### [DIRECTIONS]
Transcribe the listing in full, excluding any pictures.

>> Begin RECORDED INFORMATION

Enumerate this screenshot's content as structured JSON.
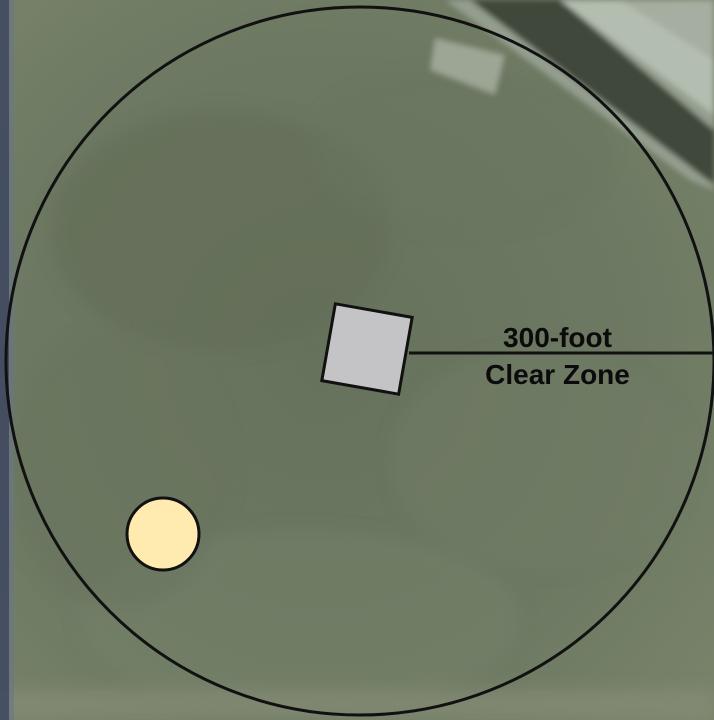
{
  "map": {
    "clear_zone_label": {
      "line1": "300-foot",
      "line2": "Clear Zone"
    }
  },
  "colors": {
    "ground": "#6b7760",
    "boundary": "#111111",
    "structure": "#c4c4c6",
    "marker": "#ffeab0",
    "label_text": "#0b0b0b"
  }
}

>> End RECORDED INFORMATION

### [SOLUTION FOR THIS TASK]
Enumerate this screenshot's content as structured JSON.
{
  "map": {
    "clear_zone_label": {
      "line1": "300-foot",
      "line2": "Clear Zone"
    }
  },
  "colors": {
    "ground": "#6b7760",
    "boundary": "#111111",
    "structure": "#c4c4c6",
    "marker": "#ffeab0",
    "label_text": "#0b0b0b"
  }
}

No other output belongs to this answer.